**TEXT SECTION:**
|Title||Antimicrobial peptides and the interplay between microbes and host : towards preventing porcine infections with Streptococcus suis|
|Author(s)||Gaiser, Rogier A.|
|Source||Wageningen University. Promotor(en): Jerry Wells, co-promotor(en): Peter van Baarlen. - Wageningen : Wageningen University - ISBN 9789462578913 - 239|
Host Microbe Interactomics
|Publication type||Dissertation, internally prepared|
|Keyword(s)||antimicrobial peptides - streptococcus suis - infections - bacteria - microorganisms - host pathogen interactions - pigs - antimicrobiële peptiden - infecties - bacteriën - micro-organismen - gastheer-pathogeen interacties - varkens|
The increasing prevalence of antibiotic resistance in pathogenic bacteria and the potential future implications for human and animal morbidity and mortality, health-care costs and economic losses pose an urgent worldwide problem. As a result, exploration of alternative strategies to combat antibiotic resistant bacteria have intensified over the last decades. The work described in this thesis focused on the study of naturally occurring antimicrobial peptides (AMPs) and other bioactive molecules produced by bacteria as potential alternatives to prevent or treat infections with pathogenic bacteria. A large part of the thesis aimed to increase knowledge about the role of the microbiota (the collection of microbes present at a certain location of the body) of the oral cavity or small intestine in the abundance of Streptococcus suis, a pathogenic bacteria that mostly causes disease in young pigs. We identified commensal bacteria that displayed strong and selective antagonism against this S. suis. Several bacteria that showed strong growth inhibition of S. suis in the lab through the production of AMPs were isolated and characterised. This thesis increased the understanding of the role of host- and microbiota-derived biologically active small molecules in microbe-microbe and microbe-host interplay. Such knowledge may contribute to the development of novel therapeutic solutions to treat antibiotic resistant bacteria, such as beneficial microbial communities (i.e. next-generation probiotics) or biotechnological applications of natural or modified AMPs.

Stored items from a collection
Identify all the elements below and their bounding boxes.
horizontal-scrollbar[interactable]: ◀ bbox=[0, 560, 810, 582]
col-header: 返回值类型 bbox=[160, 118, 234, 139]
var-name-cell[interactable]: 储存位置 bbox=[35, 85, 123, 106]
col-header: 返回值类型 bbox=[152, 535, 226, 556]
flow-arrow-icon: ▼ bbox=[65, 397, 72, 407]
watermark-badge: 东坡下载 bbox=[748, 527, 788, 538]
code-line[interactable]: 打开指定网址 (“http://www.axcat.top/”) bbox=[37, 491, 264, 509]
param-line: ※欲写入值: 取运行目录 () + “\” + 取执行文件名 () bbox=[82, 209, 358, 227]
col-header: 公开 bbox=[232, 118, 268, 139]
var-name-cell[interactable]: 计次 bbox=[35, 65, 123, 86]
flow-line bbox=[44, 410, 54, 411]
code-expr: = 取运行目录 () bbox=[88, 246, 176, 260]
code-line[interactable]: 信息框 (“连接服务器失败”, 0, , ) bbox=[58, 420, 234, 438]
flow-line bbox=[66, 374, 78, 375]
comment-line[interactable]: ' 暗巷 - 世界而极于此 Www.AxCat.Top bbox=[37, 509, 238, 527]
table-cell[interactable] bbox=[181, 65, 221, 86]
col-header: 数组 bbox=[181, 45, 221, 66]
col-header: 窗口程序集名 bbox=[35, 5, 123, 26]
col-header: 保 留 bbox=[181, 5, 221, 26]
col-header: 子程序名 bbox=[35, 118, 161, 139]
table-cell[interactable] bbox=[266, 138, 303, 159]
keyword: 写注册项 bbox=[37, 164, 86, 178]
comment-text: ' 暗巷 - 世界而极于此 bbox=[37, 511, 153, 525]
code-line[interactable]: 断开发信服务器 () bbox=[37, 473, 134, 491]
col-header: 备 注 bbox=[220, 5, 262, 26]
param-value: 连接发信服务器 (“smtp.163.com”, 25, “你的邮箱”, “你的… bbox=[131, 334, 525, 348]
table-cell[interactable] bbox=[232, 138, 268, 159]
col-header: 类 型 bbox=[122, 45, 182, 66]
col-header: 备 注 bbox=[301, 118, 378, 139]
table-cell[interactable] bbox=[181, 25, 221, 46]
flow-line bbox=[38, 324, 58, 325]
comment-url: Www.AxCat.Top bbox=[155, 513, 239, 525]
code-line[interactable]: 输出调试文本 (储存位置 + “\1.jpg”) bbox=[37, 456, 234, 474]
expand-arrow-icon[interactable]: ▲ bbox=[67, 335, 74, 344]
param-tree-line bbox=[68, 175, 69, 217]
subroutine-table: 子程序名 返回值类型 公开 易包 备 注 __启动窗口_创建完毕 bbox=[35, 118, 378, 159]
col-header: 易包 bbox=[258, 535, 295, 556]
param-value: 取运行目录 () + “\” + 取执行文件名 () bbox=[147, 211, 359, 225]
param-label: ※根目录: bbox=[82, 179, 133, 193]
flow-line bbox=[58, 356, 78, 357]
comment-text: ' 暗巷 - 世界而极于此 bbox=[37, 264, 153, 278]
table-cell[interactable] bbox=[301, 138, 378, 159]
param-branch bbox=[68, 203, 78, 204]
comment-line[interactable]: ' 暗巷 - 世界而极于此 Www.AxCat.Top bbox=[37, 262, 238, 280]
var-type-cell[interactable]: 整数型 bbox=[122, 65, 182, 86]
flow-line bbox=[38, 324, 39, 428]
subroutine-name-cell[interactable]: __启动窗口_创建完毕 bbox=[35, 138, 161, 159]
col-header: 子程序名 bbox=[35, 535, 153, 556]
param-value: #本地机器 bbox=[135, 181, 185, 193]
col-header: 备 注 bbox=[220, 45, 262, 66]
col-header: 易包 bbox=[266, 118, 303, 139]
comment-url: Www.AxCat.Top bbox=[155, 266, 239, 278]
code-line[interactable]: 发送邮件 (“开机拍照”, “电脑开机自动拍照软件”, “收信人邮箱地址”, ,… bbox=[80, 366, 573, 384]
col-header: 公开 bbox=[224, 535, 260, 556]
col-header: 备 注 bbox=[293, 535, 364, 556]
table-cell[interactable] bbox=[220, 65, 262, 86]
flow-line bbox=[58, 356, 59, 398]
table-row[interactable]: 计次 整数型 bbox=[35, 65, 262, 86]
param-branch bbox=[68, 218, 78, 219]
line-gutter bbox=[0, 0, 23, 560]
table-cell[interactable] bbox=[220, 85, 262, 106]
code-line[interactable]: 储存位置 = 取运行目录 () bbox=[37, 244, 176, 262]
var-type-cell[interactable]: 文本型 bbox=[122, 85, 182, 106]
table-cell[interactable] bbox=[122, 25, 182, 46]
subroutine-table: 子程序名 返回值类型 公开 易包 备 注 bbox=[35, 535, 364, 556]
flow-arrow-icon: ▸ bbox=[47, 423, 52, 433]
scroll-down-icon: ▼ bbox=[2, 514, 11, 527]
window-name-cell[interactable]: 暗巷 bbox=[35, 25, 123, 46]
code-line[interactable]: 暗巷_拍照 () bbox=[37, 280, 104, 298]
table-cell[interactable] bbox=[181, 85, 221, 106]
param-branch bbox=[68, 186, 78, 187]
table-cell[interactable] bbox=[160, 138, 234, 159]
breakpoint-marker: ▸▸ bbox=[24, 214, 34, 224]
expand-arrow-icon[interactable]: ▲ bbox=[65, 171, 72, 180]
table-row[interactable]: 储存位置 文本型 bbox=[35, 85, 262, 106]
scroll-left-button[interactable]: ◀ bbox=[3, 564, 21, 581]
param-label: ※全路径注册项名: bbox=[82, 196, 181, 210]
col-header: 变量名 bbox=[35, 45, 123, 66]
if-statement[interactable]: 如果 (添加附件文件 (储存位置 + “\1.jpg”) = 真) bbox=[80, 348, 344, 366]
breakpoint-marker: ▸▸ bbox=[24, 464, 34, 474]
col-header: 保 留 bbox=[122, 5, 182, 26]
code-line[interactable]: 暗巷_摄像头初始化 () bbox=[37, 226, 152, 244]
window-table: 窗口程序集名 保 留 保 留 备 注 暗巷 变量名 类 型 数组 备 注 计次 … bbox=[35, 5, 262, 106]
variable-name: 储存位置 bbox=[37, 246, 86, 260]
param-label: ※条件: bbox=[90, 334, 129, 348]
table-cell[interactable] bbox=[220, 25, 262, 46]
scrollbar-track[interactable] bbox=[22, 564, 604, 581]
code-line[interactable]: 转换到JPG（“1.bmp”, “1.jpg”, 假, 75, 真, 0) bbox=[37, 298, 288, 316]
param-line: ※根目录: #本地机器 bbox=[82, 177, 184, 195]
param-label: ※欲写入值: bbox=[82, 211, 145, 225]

**DIRECTIONS:**
A – In the dissertation entry, which animals does Streptococcus suis mostly cause disease in?
B – List every person named in the dissertation entry.
The records come from a different source than the dissertation entry.

**ANSWERS TO THE EXERCISES:**
A – Young pigs.

B – Rogier A. Gaiser, Jerry Wells, Peter van Baarlen